**Problems to work on:**
A. In the piston ring discussion, echo the words starting at "The ring rotation" and ending at "rings wandering around.".
B. According to the piston ring discussion, what is the rev limit on the Lotus?
C. Carry on the piston ring discussion from the point where it stops.

A total seal ring in the 2nd groove would seem to invite capturing pressure between 1 an 2, ruining ring 1's stability at higher rpms.
 
To start, I always carefully 'clocked' my piston rings but that was well over fifty years ago and, from my point of view today, in another galaxy. My current practice is to just put the top two rings opposite and not worry about the oil ring(s) on the Mini's JE pistons 1/16th rings and we use a gapless second ring on the Lotus 1600 using CP and one mm rings. Upon teardown (rare in the twincam but fairly common in the Mini's little 1300) top ring is never where it started. Leak down with standard rings starts around 5 to 10% and the one mm, gapless second around "set" and 3% (even after several race weekends in vintage racing). The Mini's rev limiter is 7800 which limits it's max to ~8000 and the Lotus is 9400 limit. Ring gaps tend to the tight side of the specs in all cases, never a problem in a race engine. Different strokes for different folks is the cliche...true enough...I've known several other pro engine builders over the years that don't subscribe to my methods. However, my win/loss record speaks for itself. I don't think it matters much in the long term on a street engine. The rings will move but if they are initially 'clocked' it will ease the first startup, perhaps. I have discovered that getting old does not go hand in hand with getting smarter, for what that is worth.

Rod :-(
 
The ring rotation also evens out wear on the ring and prevents hot spots.

FYI, on large slow speed engines you can have fitted ring wear measuring equipment. using this you can actually see the rings wandering around.

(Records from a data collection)
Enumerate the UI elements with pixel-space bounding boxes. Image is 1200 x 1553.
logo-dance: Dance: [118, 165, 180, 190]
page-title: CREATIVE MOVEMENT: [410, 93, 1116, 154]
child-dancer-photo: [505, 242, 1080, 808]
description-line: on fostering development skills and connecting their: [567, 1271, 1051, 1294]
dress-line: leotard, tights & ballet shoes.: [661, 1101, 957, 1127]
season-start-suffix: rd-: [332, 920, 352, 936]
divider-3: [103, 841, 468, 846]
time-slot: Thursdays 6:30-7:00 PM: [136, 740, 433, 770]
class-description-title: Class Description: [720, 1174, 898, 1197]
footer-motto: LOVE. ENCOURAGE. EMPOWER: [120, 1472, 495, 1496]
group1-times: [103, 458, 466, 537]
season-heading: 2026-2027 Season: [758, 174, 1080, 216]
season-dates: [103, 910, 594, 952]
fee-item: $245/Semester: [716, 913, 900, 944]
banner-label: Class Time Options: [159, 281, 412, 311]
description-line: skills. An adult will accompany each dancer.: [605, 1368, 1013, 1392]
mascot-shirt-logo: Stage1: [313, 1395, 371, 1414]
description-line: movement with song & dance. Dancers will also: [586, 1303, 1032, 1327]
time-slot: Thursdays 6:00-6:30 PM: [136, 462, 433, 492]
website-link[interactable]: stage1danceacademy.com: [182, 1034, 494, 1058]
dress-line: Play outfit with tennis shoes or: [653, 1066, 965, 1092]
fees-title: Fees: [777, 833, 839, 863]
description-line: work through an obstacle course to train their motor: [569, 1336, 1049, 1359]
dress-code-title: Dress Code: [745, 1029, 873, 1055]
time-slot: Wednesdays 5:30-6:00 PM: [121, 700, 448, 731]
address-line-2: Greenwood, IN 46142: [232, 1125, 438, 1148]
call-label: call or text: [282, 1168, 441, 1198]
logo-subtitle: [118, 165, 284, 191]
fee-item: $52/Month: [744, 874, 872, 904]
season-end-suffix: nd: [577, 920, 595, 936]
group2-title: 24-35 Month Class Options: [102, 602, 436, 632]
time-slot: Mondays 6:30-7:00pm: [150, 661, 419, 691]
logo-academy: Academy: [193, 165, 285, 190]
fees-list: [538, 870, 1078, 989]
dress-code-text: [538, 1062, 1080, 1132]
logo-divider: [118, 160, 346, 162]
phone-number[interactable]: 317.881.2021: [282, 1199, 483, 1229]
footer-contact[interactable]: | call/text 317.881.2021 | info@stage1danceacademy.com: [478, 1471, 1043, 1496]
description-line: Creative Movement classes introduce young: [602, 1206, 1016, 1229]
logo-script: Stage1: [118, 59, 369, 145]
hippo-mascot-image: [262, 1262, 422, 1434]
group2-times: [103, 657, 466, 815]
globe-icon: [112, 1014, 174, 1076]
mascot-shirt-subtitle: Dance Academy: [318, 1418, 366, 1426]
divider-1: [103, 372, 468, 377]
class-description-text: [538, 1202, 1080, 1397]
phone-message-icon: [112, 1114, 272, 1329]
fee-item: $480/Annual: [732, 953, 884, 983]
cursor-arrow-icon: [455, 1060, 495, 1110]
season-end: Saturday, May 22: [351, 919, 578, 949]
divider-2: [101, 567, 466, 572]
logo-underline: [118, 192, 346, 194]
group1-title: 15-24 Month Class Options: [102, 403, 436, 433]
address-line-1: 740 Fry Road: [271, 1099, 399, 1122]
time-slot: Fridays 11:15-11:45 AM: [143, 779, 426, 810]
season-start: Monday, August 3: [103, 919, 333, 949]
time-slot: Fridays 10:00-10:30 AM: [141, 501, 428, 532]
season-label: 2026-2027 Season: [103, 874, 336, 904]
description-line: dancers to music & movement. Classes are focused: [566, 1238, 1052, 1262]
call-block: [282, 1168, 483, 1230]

**Outputs in order:**
A.
The ring rotation also evens out wear on the ring and prevents hot spots.

FYI, on large slow speed engines you can have fitted ring wear measuring equipment. using this you can actually see the rings wandering around.

B. 9400

C.
On one medium speed engine design not only to the rings rotate but the piston does as well (Sulzer ZA)

the angle isn't critical so long as you make the 'torturous path' commented above.

On Slow Speed engines its nearly alwys the 2nd ring that breaks initially
 
BrianBT,

I'm very interested in your comment about ring wear measuring equipment on large, slow speed engines (I'll assume you mean very large ship engines). I'm about to start working on the design of my first engine of this type (all my previous experience is with automotive and off-highway diesels), this engine will be for testing lubrication systems so ring wear is one of the key parameters.

What sort of system can be used to measure the ring wear as the engine operates? We're going to have to investigate what's possible in this area but any pointers you could give that would help me short-cut to real world systems would be appreciated.

Thanks.
 
There is a proven method of using specially processed mildly radioactive components (e.g. piston rings) for non-intrusive, real-time wear measurement.
When I was involved with this technology, there was only one commercial proponent, TMT (Tribologiemesstechnik) in Karlsruhe, Germany. They may have competitors by now, but I don't know.
Here is a publication of a project I worked on using this technology.
Correlation of Radiotracer Wear Measurements with conventional Methods in the Navy 1000-hour High-speed Diesel Durability Test.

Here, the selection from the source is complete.